• [What is required]: Your task is to give the data again, exactly, with every line intact.

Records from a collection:
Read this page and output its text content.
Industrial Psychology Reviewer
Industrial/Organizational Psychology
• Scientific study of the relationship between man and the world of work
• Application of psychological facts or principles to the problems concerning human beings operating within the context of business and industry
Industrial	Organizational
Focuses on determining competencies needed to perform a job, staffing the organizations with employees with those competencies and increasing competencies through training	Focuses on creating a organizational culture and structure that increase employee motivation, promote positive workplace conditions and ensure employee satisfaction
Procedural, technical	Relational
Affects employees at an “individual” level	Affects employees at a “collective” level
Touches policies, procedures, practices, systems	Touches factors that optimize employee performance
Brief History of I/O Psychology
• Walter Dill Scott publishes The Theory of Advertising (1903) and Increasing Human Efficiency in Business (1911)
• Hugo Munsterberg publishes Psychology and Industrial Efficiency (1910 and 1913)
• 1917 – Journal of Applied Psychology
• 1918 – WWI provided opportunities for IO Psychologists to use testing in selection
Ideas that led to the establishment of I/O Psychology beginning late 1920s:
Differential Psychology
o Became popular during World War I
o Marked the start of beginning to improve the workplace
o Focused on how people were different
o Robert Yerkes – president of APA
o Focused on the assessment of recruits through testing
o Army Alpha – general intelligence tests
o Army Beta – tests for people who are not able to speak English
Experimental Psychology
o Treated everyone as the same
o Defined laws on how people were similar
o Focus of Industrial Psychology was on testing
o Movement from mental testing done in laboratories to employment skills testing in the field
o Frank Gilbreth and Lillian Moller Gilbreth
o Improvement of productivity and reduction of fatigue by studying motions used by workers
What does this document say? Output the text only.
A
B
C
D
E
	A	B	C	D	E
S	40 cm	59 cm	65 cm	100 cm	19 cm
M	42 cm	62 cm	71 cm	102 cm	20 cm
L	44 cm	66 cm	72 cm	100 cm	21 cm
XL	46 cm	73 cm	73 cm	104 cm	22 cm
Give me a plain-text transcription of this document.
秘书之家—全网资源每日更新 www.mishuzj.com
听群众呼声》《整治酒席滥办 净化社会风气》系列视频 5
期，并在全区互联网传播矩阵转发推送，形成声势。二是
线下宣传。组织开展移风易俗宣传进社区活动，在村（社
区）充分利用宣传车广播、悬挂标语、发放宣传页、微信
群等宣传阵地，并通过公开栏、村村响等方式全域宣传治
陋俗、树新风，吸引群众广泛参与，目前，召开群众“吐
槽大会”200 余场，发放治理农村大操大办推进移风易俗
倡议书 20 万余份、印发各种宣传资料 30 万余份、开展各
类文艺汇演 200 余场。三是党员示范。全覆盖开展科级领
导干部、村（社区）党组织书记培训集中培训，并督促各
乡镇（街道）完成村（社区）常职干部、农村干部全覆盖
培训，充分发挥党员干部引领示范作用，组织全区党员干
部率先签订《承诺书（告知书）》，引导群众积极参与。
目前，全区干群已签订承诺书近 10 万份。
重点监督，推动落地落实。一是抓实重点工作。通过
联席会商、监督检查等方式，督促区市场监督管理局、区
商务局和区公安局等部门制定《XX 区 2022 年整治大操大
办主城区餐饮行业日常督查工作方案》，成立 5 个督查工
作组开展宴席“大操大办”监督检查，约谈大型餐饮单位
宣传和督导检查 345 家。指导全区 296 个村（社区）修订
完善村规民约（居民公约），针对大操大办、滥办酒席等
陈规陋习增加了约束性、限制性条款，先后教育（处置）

• [Completed exercise]:
Read this page and output its text content.
Industrial Psychology Reviewer
Industrial/Organizational Psychology
• Scientific study of the relationship between man and the world of work
• Application of psychological facts or principles to the problems concerning human beings operating within the context of business and industry
Industrial	Organizational
Focuses on determining competencies needed to perform a job, staffing the organizations with employees with those competencies and increasing competencies through training	Focuses on creating a organizational culture and structure that increase employee motivation, promote positive workplace conditions and ensure employee satisfaction
Procedural, technical	Relational
Affects employees at an “individual” level	Affects employees at a “collective” level
Touches policies, procedures, practices, systems	Touches factors that optimize employee performance
Brief History of I/O Psychology
• Walter Dill Scott publishes The Theory of Advertising (1903) and Increasing Human Efficiency in Business (1911)
• Hugo Munsterberg publishes Psychology and Industrial Efficiency (1910 and 1913)
• 1917 – Journal of Applied Psychology
• 1918 – WWI provided opportunities for IO Psychologists to use testing in selection
Ideas that led to the establishment of I/O Psychology beginning late 1920s:
Differential Psychology
o Became popular during World War I
o Marked the start of beginning to improve the workplace
o Focused on how people were different
o Robert Yerkes – president of APA
o Focused on the assessment of recruits through testing
o Army Alpha – general intelligence tests
o Army Beta – tests for people who are not able to speak English
Experimental Psychology
o Treated everyone as the same
o Defined laws on how people were similar
o Focus of Industrial Psychology was on testing
o Movement from mental testing done in laboratories to employment skills testing in the field
o Frank Gilbreth and Lillian Moller Gilbreth
o Improvement of productivity and reduction of fatigue by studying motions used by workers
What does this document say? Output the text only.
A
B
C
D
E
	A	B	C	D	E
S	40 cm	59 cm	65 cm	100 cm	19 cm
M	42 cm	62 cm	71 cm	102 cm	20 cm
L	44 cm	66 cm	72 cm	100 cm	21 cm
XL	46 cm	73 cm	73 cm	104 cm	22 cm
Give me a plain-text transcription of this document.
秘书之家—全网资源每日更新 www.mishuzj.com
听群众呼声》《整治酒席滥办 净化社会风气》系列视频 5
期，并在全区互联网传播矩阵转发推送，形成声势。二是
线下宣传。组织开展移风易俗宣传进社区活动，在村（社
区）充分利用宣传车广播、悬挂标语、发放宣传页、微信
群等宣传阵地，并通过公开栏、村村响等方式全域宣传治
陋俗、树新风，吸引群众广泛参与，目前，召开群众“吐
槽大会”200 余场，发放治理农村大操大办推进移风易俗
倡议书 20 万余份、印发各种宣传资料 30 万余份、开展各
类文艺汇演 200 余场。三是党员示范。全覆盖开展科级领
导干部、村（社区）党组织书记培训集中培训，并督促各
乡镇（街道）完成村（社区）常职干部、农村干部全覆盖
培训，充分发挥党员干部引领示范作用，组织全区党员干
部率先签订《承诺书（告知书）》，引导群众积极参与。
目前，全区干群已签订承诺书近 10 万份。
重点监督，推动落地落实。一是抓实重点工作。通过
联席会商、监督检查等方式，督促区市场监督管理局、区
商务局和区公安局等部门制定《XX 区 2022 年整治大操大
办主城区餐饮行业日常督查工作方案》，成立 5 个督查工
作组开展宴席“大操大办”监督检查，约谈大型餐饮单位
宣传和督导检查 345 家。指导全区 296 个村（社区）修订
完善村规民约（居民公约），针对大操大办、滥办酒席等
陈规陋习增加了约束性、限制性条款，先后教育（处置）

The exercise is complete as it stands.